**Directions:**
Bring together all lines of the material below that contain the string "billing".

+++ Given entries

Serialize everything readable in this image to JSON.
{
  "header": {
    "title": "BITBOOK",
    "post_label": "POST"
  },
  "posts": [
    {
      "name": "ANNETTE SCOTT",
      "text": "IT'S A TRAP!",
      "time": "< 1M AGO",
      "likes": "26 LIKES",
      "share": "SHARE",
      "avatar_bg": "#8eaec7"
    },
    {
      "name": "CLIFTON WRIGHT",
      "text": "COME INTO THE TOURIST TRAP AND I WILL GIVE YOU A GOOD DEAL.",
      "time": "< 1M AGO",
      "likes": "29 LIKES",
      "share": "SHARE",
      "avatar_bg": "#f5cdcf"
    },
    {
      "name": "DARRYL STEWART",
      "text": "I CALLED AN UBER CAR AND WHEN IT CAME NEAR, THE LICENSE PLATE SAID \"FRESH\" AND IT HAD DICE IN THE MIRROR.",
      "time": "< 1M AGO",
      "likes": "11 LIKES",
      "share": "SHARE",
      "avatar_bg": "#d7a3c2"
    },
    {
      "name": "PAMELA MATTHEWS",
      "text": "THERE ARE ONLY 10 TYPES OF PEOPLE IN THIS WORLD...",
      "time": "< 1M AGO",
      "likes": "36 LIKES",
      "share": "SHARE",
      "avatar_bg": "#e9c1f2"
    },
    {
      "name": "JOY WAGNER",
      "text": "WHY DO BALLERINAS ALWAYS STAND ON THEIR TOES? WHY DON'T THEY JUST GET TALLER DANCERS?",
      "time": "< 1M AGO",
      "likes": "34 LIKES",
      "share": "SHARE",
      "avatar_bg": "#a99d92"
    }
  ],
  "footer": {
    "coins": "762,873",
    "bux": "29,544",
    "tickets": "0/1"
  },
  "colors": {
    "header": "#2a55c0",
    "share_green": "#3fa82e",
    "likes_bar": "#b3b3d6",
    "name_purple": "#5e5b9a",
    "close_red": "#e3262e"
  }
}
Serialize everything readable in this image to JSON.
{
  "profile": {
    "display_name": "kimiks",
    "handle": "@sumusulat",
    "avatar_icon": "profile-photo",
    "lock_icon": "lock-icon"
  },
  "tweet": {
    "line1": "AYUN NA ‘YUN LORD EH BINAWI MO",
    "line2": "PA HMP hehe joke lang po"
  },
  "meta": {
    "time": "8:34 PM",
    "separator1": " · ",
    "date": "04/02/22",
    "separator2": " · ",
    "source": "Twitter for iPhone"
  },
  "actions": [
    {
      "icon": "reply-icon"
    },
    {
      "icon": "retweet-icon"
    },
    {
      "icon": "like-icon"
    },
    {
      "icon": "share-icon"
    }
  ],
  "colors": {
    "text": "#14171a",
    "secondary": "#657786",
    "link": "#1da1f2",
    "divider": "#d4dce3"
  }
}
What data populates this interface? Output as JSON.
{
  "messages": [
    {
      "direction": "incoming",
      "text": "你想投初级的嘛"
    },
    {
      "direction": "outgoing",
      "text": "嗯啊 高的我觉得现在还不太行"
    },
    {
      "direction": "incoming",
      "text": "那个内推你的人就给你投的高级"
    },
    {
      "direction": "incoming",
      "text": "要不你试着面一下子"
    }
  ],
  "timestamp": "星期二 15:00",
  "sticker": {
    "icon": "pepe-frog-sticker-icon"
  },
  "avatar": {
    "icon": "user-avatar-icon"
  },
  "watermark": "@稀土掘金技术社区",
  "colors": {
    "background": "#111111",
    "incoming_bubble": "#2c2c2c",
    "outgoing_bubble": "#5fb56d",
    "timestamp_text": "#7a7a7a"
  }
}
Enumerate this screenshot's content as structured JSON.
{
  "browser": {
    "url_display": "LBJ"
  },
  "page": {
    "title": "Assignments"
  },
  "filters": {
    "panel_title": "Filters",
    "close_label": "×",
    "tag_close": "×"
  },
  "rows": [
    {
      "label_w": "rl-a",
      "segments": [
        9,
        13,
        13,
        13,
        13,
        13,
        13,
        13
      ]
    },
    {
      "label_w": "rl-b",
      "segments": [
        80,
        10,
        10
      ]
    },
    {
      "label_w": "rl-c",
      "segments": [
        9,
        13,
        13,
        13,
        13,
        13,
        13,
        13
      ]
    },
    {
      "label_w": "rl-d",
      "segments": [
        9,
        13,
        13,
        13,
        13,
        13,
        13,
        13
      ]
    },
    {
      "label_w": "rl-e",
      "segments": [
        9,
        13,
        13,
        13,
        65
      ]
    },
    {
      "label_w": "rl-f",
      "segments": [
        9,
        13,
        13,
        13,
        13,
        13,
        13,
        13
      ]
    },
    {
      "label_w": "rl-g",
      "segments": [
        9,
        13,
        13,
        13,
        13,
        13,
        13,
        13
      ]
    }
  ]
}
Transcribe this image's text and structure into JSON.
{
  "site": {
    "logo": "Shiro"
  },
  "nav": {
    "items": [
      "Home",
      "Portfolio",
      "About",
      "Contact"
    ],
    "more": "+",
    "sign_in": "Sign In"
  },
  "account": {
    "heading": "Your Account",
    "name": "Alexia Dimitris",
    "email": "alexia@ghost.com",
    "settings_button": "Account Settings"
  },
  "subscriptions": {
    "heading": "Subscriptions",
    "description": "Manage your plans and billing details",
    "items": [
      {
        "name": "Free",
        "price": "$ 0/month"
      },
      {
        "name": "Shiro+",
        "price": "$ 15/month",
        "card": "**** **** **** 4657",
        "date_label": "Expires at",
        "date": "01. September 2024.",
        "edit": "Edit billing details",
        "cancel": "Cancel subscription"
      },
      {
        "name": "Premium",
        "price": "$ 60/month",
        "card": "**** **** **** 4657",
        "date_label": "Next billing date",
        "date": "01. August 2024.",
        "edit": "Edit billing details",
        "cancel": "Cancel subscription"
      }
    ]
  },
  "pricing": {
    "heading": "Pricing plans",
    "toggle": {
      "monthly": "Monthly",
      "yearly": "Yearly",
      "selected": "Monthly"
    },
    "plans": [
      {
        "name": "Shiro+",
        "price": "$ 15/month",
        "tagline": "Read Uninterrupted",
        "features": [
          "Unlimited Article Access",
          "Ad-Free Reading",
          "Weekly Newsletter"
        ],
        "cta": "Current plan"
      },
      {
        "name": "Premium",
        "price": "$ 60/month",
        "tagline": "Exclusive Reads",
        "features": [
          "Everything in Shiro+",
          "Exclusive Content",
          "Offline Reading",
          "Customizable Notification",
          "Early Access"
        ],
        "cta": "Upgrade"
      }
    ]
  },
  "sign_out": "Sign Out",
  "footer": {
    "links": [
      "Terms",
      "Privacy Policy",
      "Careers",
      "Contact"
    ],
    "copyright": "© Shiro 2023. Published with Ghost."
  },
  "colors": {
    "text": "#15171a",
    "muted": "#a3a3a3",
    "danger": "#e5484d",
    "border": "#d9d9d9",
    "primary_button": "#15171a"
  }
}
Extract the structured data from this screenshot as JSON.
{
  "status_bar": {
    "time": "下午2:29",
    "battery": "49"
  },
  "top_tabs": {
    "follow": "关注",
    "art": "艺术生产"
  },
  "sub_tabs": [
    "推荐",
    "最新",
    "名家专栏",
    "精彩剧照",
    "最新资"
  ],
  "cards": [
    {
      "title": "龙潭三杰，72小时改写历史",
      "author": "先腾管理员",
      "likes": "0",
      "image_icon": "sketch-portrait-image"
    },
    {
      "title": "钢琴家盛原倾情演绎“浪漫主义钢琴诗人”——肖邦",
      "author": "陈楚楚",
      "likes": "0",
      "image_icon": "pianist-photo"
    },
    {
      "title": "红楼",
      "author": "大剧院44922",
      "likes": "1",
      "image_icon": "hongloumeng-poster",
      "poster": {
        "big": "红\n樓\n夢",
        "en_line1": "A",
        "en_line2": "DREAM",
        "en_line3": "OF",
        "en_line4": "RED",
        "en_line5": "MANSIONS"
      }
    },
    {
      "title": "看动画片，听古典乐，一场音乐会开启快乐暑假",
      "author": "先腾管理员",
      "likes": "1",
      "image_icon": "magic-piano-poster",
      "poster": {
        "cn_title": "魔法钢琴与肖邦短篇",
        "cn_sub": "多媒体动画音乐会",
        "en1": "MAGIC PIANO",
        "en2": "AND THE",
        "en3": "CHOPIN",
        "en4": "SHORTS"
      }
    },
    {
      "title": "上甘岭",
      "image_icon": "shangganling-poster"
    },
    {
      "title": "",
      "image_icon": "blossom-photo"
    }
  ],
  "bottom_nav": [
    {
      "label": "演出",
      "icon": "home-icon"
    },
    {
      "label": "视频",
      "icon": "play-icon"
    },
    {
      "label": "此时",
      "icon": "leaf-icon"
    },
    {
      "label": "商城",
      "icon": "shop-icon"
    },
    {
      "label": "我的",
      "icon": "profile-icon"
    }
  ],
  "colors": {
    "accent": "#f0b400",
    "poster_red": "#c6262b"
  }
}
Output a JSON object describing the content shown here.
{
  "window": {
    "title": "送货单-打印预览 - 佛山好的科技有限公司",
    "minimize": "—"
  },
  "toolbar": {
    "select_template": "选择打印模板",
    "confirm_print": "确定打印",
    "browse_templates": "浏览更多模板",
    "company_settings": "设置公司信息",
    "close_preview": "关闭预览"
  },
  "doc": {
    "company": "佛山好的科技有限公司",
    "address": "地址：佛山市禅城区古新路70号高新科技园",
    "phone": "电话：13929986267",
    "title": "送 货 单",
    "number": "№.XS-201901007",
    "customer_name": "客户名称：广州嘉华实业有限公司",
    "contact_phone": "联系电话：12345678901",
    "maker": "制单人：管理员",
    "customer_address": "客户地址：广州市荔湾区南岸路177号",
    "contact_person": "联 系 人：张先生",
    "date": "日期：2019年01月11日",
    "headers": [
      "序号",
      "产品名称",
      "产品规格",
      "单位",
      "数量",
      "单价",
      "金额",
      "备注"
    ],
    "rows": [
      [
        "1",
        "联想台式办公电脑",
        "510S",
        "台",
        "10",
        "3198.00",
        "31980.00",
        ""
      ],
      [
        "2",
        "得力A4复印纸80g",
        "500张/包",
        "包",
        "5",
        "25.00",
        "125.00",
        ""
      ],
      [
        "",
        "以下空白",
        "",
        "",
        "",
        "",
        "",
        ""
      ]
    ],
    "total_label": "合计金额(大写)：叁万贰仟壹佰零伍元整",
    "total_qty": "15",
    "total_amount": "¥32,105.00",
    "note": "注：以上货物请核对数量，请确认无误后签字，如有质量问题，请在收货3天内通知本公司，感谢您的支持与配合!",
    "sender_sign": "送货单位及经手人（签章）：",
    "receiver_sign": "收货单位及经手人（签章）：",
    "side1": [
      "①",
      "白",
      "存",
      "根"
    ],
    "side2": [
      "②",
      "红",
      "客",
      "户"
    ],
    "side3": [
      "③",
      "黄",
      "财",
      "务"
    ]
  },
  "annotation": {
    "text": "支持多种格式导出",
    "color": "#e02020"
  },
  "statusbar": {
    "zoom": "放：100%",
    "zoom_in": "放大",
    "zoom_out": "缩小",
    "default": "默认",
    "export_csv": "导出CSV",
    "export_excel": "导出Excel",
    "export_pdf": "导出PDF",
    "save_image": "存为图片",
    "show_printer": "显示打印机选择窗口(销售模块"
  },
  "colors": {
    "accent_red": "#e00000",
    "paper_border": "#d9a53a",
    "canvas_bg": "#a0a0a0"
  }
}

++++++

**Correct result:**
    "description": "Manage your plans and billing details",
        "edit": "Edit billing details",
        "date_label": "Next billing date",
        "edit": "Edit billing details",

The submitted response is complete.